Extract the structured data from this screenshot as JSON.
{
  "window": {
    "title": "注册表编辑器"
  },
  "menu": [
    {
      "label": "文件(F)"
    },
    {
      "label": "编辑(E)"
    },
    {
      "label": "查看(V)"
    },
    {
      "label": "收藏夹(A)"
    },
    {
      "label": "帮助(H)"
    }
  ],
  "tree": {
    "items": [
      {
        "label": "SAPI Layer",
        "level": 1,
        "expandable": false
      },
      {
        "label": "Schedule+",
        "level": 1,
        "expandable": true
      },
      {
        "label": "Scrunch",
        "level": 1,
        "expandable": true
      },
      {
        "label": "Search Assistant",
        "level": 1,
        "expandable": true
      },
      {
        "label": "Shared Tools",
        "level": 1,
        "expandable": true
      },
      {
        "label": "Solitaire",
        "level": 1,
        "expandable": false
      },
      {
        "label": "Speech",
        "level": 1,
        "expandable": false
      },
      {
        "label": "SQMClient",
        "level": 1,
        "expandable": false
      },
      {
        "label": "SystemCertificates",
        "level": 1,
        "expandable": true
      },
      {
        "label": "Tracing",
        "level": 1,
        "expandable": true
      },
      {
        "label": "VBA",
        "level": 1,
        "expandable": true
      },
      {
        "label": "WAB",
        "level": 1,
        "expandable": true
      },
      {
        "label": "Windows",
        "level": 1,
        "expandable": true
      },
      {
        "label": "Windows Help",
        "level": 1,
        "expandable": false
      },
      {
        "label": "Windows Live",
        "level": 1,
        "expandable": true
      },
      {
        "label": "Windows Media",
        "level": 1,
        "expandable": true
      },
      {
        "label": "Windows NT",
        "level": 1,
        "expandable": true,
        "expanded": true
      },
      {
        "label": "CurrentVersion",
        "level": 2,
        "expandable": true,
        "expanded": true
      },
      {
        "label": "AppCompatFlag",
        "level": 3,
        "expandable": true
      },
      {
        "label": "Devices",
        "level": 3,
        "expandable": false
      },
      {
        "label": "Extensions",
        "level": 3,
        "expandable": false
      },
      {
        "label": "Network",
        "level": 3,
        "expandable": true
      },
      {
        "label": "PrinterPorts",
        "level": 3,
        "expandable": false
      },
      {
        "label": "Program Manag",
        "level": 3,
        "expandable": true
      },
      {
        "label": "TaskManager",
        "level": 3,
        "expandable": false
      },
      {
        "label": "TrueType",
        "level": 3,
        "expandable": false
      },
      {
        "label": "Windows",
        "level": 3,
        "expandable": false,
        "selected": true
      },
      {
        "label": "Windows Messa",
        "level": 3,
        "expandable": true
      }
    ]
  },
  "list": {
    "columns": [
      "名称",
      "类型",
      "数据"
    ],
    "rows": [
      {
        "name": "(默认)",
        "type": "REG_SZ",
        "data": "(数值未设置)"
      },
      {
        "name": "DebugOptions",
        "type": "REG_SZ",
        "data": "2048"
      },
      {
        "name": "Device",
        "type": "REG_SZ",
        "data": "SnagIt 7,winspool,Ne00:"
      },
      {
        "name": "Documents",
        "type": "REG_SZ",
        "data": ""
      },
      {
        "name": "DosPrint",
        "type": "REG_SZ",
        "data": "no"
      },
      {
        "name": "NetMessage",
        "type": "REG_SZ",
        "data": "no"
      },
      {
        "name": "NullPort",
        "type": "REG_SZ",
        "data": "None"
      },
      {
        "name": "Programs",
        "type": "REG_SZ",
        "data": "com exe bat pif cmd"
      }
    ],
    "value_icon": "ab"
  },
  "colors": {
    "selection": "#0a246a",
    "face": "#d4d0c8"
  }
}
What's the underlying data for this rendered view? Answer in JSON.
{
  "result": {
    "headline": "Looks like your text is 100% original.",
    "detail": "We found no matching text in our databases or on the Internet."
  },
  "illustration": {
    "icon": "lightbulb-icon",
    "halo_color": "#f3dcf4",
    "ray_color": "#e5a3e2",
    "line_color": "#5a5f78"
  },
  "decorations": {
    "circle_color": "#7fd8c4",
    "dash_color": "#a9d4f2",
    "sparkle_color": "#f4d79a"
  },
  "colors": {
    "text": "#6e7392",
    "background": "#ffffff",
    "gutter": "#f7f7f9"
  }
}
________
• EXERCISE DETAILS:
Collect the complete line wherever the string "text" appears in the records.

• REPLY TO THE EXERCISE:
    "headline": "Looks like your text is 100% original.",
    "detail": "We found no matching text in our databases or on the Internet."
    "text": "#6e7392",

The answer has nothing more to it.